## [Set exercise]
Extract every line that contains the string "this".
== Listed entries ==
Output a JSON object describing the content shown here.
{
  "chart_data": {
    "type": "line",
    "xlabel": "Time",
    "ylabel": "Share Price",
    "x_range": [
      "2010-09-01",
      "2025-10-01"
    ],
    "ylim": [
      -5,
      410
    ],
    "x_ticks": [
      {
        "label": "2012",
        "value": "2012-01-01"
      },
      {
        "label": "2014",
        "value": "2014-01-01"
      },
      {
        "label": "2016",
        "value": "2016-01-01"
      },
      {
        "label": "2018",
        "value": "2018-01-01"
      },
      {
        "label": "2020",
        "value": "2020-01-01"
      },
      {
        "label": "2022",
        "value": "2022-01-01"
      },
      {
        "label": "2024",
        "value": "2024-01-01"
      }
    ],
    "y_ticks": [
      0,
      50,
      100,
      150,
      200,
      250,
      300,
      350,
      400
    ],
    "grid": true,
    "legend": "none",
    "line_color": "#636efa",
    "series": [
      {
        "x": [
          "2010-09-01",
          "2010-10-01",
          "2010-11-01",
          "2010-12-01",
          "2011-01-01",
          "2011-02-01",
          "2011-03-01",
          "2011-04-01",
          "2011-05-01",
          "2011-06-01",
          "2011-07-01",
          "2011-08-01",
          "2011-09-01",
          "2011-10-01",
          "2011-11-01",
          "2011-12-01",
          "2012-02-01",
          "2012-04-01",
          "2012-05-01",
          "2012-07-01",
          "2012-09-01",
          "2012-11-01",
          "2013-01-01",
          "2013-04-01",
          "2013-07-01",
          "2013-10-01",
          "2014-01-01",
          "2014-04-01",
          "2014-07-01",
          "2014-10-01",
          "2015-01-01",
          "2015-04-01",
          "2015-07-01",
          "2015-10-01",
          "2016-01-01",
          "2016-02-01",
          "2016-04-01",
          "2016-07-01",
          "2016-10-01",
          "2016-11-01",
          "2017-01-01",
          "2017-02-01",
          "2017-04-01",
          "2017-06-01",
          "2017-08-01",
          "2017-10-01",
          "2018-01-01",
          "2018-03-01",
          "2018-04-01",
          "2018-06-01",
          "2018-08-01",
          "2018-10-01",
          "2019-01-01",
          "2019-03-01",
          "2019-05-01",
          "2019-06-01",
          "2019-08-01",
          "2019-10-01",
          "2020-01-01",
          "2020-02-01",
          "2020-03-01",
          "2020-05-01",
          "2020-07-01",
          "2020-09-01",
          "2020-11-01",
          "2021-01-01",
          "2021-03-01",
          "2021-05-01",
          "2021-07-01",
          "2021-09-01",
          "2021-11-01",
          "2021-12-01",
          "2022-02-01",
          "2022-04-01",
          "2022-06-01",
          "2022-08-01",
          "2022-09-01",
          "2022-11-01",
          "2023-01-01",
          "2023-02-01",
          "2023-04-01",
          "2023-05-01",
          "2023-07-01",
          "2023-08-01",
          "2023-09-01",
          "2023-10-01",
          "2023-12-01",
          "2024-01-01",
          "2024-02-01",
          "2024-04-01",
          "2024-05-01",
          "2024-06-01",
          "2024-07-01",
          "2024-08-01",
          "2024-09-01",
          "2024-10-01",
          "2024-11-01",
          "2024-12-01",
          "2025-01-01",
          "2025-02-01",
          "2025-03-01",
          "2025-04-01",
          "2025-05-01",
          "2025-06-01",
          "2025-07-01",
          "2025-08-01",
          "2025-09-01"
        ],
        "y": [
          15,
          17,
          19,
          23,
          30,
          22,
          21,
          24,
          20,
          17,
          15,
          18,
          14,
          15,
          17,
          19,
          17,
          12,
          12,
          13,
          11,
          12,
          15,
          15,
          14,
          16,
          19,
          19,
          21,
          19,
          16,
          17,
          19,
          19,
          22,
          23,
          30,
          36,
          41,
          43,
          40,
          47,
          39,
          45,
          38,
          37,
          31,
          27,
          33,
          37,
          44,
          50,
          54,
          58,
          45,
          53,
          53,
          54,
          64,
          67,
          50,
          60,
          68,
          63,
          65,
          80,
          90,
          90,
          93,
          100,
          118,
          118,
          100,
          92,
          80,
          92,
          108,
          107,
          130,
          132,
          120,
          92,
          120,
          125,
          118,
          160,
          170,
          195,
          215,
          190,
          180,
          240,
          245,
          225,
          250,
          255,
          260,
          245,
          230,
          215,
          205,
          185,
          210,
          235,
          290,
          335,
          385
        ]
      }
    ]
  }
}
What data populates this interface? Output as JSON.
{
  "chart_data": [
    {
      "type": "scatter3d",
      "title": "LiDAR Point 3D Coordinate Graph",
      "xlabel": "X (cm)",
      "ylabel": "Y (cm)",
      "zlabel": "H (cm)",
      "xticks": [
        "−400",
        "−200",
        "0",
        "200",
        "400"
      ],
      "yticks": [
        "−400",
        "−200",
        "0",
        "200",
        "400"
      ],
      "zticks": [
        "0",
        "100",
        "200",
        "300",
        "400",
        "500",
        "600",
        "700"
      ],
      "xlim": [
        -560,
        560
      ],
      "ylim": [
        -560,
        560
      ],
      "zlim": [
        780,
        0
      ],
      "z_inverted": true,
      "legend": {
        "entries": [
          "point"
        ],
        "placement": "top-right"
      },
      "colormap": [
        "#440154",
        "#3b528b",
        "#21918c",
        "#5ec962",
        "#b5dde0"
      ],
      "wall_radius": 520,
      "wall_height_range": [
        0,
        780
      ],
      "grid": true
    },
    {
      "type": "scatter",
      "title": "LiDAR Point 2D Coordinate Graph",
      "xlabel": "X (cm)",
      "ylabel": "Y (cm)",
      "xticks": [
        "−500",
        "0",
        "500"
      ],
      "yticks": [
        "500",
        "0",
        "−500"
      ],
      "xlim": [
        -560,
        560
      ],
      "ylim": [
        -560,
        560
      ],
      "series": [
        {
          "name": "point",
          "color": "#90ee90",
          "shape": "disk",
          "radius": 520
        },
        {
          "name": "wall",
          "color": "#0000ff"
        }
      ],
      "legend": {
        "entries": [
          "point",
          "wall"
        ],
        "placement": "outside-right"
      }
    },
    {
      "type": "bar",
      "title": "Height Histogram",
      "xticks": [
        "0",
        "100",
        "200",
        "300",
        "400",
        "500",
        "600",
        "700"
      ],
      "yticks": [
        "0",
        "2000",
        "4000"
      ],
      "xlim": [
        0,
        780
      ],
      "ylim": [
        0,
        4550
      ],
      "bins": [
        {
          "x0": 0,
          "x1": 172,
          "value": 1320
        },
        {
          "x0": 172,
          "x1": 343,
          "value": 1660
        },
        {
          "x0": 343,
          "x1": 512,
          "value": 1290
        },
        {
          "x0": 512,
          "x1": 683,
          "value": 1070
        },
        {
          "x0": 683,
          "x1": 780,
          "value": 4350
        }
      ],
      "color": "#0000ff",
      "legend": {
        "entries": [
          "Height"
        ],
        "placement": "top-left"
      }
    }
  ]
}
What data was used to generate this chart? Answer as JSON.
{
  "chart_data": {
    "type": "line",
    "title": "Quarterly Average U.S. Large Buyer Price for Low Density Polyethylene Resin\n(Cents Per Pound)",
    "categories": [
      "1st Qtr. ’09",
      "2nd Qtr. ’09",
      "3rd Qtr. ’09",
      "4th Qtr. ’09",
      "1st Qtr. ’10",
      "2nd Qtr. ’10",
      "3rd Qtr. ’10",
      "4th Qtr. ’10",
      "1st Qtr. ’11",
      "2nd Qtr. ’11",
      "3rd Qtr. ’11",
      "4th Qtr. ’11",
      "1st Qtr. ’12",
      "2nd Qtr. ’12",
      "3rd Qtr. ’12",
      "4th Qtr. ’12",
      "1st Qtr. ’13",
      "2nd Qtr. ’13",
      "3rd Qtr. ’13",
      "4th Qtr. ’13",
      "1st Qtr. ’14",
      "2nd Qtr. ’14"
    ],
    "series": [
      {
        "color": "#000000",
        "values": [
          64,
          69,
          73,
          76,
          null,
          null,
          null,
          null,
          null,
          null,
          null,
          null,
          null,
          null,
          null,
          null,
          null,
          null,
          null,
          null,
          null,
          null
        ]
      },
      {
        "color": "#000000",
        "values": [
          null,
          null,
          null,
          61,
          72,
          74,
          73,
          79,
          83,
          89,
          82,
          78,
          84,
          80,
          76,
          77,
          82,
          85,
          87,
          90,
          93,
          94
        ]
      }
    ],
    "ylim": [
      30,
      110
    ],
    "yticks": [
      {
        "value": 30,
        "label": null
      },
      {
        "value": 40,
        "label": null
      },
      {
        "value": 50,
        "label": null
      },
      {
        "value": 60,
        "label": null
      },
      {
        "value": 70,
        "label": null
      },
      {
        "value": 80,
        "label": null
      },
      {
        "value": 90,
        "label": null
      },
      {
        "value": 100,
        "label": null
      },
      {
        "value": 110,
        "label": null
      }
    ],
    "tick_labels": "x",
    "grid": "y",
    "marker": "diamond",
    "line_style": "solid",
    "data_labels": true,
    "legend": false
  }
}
===
## [The completed task]
What data populates this interface? Output as JSON.
What data was used to generate this chart? Answer as JSON.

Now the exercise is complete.